» **Given task**: According to the text about remote family court hearings, what happens if a hearing is by telephone?

» **Passage to read**:
** start **

Since the beginning of lockdown in March, most family court hearings have been going ahead albeit such are conducted remotely. This means they are done either by video link or more often than not by telephone. This has removed the necessity for anyone needing to attend the court in person – in fact the Court buildings are actually shut.
Someone from the court (or those representing dad, if he is represented) should get in touch with you prior to your hearing. If you have not heard anything and your hearing is coming up, then you should contact the court to ask if your hearing is still going ahead.
You will need to provide your telephone number or email address to the court in order to participate in the hearing. Although your hearing will now be dealt with remotely, it is still a court hearing and so it should still be treated the same as a ‘normal’ hearing in person.
If your hearing is by telephone then this will usually be arranged by the court and they will call you so that you can take part. If it is going to take place by video, you will be sent instructions and a link to click to join.

** end **

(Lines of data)
** start **

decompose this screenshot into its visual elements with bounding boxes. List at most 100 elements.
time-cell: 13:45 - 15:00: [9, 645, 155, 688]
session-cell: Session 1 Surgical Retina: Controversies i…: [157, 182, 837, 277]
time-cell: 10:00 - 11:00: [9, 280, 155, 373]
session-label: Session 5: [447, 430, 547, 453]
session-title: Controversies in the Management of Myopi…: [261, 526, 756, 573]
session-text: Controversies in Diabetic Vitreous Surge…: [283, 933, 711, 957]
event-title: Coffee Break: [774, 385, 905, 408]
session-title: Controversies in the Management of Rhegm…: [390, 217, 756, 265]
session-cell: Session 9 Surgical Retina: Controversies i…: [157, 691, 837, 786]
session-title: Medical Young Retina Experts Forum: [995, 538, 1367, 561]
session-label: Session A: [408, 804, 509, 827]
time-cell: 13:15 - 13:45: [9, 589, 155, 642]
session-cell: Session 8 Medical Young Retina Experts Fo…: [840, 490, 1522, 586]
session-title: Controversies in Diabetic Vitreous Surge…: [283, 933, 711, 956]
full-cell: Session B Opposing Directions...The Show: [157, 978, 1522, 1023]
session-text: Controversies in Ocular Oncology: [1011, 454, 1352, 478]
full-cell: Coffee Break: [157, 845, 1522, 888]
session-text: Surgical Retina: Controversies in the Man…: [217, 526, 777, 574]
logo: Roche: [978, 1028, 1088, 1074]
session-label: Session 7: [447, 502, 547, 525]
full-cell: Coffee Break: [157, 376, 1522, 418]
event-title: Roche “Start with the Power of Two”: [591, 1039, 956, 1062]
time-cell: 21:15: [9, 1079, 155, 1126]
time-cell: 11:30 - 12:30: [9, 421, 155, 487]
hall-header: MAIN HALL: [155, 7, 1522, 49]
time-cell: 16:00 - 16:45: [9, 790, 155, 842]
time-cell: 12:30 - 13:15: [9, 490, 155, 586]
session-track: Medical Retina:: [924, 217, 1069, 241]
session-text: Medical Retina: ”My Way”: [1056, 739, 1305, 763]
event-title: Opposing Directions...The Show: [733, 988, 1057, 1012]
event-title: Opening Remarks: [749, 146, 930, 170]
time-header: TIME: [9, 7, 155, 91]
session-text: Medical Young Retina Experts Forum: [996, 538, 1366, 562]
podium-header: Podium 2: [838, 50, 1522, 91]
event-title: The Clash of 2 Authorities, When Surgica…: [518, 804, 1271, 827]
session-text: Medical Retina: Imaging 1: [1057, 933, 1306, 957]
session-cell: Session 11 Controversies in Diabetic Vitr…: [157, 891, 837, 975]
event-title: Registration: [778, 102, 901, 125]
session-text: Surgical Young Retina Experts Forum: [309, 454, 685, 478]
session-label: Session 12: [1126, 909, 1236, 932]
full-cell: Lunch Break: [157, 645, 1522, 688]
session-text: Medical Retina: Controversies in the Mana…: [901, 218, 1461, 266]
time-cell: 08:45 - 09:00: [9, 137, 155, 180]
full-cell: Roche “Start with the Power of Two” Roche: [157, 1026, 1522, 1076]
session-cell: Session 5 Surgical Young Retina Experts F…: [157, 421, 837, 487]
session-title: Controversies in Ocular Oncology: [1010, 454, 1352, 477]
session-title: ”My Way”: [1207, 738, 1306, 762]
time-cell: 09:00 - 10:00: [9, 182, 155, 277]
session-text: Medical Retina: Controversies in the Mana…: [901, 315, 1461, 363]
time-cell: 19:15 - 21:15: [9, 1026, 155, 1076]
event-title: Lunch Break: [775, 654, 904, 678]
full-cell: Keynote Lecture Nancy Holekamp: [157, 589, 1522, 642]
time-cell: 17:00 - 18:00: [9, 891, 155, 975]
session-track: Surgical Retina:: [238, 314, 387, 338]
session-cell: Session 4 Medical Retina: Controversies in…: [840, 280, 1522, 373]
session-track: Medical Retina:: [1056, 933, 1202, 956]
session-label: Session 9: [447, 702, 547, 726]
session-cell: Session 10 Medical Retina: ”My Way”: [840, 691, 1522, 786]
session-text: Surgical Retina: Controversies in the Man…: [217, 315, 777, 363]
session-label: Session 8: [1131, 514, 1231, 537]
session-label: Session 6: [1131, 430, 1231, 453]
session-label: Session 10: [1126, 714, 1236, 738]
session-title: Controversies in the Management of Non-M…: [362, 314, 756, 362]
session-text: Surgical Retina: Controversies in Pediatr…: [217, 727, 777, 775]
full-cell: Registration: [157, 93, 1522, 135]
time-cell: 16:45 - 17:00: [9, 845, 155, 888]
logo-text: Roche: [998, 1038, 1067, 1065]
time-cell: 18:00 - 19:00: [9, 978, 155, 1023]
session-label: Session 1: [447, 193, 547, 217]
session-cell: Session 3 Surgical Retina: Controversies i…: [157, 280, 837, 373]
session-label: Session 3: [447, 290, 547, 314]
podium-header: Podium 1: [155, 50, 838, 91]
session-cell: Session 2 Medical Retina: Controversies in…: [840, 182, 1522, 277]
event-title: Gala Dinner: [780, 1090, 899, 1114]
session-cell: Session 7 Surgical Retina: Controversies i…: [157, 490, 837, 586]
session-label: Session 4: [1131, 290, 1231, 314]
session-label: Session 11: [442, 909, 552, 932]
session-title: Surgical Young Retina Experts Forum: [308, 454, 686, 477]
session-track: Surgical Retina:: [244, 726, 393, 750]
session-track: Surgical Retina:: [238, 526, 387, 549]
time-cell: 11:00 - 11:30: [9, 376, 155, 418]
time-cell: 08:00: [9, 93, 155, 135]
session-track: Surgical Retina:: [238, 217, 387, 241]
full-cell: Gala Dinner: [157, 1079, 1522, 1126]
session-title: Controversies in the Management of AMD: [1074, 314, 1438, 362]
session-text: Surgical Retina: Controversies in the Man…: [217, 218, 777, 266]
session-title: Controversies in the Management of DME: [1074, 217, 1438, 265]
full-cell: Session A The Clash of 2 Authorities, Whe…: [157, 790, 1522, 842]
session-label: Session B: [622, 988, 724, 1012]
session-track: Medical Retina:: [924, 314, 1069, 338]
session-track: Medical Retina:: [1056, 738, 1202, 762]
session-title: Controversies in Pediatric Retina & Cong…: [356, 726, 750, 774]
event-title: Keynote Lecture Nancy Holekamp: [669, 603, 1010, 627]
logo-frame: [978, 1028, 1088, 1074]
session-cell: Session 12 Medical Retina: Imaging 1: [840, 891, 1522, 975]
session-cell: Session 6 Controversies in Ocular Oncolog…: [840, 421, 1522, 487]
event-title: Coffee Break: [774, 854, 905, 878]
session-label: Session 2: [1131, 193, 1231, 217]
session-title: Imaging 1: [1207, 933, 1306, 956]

** end **

» **Solution to the problem**: The court usually arranges it and calls you so you can take part.